### Directive
Filter the entries that follow, copying every line in which the word "основы" appears.
-- start of Records for the exercise --
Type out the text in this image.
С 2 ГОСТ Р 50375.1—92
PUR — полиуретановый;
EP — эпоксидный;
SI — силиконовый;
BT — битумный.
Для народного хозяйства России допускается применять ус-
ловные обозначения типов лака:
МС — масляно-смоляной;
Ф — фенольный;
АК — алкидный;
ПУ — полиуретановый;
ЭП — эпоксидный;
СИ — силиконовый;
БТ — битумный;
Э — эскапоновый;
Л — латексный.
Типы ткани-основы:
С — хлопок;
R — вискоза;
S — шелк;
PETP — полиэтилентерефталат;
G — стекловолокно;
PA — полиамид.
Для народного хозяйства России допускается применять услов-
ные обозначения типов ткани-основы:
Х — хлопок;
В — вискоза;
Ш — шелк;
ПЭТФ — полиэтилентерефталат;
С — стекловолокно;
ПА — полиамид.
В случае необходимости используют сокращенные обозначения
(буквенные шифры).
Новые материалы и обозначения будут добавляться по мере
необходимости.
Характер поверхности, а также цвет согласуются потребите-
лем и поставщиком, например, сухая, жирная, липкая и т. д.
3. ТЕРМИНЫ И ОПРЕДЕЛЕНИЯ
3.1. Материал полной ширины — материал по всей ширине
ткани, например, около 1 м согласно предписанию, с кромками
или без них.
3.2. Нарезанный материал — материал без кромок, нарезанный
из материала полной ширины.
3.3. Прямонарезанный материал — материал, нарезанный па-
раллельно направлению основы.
-- end of Records for the exercise --
### Answer in full
Типы ткани-основы:
ные обозначения типов ткани-основы:
раллельно направлению основы.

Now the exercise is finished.